● **Instructions to follow**
Scan the data. Collect each line that contains the word "partículas".
---------- Raw records ----------
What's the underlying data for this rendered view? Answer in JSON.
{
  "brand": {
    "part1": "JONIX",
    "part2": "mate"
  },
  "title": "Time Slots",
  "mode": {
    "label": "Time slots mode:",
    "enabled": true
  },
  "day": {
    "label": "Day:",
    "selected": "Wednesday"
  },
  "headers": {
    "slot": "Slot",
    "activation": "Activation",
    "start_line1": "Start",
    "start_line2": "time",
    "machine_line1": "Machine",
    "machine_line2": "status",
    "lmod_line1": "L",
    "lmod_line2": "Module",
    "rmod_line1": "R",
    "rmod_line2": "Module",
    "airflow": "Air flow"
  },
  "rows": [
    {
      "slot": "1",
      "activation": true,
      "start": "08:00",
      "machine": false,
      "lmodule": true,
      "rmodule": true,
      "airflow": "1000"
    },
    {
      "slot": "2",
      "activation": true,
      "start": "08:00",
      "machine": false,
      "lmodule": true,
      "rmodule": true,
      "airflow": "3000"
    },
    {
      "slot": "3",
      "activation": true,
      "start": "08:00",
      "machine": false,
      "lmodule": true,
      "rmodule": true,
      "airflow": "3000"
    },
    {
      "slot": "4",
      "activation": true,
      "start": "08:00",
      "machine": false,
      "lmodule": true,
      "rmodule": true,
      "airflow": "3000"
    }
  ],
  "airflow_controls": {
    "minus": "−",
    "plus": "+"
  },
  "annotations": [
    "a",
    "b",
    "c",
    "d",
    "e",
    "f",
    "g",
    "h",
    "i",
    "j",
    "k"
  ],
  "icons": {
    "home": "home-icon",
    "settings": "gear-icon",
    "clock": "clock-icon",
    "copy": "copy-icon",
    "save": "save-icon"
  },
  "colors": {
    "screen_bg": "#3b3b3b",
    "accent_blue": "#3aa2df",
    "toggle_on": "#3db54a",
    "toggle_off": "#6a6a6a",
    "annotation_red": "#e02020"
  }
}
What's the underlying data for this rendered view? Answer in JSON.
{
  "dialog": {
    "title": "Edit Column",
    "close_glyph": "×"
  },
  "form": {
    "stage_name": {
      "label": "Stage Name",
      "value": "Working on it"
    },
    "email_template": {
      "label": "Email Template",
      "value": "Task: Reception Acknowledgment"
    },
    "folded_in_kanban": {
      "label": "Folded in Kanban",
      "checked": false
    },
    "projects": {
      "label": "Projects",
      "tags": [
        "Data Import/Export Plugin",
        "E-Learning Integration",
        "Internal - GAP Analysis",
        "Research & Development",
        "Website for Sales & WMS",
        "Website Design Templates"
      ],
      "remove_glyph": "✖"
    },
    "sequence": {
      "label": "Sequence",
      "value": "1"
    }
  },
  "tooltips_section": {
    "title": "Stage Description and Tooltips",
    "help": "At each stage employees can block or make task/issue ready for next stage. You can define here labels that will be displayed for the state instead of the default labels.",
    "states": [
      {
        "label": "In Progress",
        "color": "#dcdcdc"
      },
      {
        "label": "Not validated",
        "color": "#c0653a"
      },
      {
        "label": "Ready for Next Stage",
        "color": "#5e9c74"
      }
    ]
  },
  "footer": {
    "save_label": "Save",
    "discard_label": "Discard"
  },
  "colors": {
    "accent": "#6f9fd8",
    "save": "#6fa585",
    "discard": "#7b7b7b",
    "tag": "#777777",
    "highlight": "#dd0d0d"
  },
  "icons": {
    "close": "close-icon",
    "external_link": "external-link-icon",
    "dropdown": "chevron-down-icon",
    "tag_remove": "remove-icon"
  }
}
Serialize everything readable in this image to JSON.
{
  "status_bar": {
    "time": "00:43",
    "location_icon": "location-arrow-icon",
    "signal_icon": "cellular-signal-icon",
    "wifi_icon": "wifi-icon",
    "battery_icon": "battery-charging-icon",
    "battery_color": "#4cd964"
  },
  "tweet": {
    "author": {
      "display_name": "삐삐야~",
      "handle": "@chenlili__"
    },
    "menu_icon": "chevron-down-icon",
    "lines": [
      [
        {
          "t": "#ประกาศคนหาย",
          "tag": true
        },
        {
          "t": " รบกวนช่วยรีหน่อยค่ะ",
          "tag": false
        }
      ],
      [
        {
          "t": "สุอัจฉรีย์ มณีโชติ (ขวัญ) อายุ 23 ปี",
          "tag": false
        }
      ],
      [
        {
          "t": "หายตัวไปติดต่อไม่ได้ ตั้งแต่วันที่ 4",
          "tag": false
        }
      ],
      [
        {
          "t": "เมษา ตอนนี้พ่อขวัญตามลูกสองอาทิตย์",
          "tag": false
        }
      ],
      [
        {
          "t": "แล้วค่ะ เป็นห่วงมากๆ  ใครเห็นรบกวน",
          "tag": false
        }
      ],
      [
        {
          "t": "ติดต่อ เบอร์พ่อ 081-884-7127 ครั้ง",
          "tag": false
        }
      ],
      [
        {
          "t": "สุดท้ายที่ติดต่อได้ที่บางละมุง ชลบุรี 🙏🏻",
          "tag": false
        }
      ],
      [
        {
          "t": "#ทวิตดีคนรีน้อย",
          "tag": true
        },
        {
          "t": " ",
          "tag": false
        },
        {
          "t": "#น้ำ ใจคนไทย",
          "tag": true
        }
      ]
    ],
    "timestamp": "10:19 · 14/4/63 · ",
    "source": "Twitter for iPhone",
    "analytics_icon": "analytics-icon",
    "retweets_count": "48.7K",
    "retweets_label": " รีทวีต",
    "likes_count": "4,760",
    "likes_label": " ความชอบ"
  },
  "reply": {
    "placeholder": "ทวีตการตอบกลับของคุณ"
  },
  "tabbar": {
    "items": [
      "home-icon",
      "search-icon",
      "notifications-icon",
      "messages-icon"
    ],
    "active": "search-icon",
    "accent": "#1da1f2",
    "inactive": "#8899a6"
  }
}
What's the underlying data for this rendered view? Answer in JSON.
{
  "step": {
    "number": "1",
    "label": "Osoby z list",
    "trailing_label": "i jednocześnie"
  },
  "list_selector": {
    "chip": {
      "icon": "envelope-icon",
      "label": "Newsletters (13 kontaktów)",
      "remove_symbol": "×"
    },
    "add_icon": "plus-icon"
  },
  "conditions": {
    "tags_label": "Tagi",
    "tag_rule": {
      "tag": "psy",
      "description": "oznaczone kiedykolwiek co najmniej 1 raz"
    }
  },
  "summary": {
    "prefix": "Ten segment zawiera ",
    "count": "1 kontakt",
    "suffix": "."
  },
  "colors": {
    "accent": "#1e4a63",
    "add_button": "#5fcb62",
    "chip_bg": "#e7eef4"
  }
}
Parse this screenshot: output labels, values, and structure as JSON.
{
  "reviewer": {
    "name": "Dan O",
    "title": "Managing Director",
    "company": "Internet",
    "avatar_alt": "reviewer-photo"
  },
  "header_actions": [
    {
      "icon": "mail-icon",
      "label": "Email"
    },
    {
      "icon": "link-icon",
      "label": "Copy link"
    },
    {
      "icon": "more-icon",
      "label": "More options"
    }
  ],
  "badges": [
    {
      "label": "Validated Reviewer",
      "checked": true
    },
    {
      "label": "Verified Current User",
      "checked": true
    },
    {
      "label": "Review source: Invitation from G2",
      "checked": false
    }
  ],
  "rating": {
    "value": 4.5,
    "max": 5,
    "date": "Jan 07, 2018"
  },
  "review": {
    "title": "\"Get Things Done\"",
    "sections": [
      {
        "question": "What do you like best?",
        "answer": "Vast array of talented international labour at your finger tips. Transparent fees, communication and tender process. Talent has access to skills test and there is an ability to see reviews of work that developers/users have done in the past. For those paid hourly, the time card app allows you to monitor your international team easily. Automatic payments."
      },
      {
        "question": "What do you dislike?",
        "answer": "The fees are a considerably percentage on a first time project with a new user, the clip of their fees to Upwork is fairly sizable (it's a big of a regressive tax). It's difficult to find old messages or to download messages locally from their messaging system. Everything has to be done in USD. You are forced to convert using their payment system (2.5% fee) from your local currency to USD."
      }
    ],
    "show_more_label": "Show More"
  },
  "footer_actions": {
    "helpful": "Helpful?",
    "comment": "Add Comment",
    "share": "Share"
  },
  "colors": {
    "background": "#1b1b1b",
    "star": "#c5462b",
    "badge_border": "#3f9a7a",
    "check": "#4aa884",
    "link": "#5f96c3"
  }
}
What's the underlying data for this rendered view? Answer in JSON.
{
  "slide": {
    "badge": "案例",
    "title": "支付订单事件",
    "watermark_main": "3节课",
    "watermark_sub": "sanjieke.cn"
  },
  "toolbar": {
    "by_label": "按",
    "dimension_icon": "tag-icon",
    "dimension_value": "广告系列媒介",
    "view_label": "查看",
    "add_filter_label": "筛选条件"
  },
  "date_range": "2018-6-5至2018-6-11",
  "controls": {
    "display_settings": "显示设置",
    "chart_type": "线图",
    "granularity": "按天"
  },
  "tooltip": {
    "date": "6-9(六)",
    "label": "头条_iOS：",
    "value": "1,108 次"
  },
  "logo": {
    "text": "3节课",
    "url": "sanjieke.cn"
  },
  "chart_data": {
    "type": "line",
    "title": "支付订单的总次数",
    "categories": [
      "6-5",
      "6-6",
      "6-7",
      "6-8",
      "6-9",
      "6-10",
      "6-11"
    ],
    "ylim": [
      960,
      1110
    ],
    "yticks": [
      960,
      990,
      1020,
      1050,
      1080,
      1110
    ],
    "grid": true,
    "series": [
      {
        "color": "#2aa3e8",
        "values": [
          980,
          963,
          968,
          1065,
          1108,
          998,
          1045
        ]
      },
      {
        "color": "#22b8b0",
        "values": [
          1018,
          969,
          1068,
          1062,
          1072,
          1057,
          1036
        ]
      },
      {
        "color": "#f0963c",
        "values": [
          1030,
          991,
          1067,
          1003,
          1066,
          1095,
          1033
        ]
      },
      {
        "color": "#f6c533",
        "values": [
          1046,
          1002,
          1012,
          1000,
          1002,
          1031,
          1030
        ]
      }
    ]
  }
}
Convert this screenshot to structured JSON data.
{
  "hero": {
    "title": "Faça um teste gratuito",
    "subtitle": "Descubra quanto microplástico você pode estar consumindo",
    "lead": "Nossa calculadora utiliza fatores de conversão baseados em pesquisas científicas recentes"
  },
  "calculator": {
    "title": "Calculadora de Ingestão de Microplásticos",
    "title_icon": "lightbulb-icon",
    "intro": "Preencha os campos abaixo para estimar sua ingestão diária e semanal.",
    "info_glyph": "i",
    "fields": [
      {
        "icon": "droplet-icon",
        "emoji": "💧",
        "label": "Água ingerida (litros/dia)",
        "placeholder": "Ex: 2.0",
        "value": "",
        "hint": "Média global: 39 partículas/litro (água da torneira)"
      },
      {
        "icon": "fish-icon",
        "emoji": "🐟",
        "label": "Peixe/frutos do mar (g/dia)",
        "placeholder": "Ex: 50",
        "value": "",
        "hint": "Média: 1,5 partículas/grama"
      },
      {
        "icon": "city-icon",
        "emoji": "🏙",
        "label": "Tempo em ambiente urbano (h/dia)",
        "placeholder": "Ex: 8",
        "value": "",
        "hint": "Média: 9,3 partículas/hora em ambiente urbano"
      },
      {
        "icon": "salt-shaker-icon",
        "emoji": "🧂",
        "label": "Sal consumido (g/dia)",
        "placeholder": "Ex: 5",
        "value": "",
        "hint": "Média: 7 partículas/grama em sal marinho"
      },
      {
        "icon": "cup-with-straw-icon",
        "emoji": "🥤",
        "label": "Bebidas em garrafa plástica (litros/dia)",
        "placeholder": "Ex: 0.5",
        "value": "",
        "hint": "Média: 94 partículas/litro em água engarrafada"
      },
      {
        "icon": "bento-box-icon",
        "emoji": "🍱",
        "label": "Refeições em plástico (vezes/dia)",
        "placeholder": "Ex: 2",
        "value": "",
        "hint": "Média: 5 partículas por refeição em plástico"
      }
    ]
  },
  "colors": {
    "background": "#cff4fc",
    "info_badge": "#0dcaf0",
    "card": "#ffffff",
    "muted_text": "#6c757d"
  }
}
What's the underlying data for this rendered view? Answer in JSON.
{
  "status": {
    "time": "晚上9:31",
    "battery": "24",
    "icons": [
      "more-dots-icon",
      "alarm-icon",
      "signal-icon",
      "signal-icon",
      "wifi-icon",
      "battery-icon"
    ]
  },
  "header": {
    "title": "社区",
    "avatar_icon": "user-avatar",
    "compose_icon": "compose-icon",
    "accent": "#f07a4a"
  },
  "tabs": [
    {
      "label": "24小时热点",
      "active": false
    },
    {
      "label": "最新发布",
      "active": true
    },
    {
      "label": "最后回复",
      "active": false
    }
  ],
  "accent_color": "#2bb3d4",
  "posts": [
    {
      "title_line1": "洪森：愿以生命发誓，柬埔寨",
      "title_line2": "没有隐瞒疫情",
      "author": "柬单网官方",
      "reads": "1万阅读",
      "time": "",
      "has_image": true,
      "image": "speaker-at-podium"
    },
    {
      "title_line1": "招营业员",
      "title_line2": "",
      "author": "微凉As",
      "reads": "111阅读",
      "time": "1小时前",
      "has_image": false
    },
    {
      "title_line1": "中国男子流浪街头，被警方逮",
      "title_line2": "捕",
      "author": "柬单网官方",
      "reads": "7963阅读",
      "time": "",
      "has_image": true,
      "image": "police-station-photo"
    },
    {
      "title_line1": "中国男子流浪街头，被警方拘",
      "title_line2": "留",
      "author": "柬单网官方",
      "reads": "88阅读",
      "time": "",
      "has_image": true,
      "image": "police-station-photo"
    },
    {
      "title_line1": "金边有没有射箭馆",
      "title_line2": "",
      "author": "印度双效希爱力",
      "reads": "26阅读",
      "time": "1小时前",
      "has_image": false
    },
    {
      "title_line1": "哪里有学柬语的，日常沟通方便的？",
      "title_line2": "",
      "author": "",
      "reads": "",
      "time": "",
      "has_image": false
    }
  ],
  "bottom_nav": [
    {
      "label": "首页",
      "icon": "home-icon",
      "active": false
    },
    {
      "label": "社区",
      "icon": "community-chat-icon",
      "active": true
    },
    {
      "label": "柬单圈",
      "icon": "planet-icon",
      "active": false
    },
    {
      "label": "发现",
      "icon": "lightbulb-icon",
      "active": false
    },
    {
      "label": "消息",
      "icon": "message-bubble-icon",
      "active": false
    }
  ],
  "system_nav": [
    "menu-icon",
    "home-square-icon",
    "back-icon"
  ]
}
----------
● **Completed exercise**
        "hint": "Média global: 39 partículas/litro (água da torneira)"
        "hint": "Média: 1,5 partículas/grama"
        "hint": "Média: 9,3 partículas/hora em ambiente urbano"
        "hint": "Média: 7 partículas/grama em sal marinho"
        "hint": "Média: 94 partículas/litro em água engarrafada"
        "hint": "Média: 5 partículas por refeição em plástico"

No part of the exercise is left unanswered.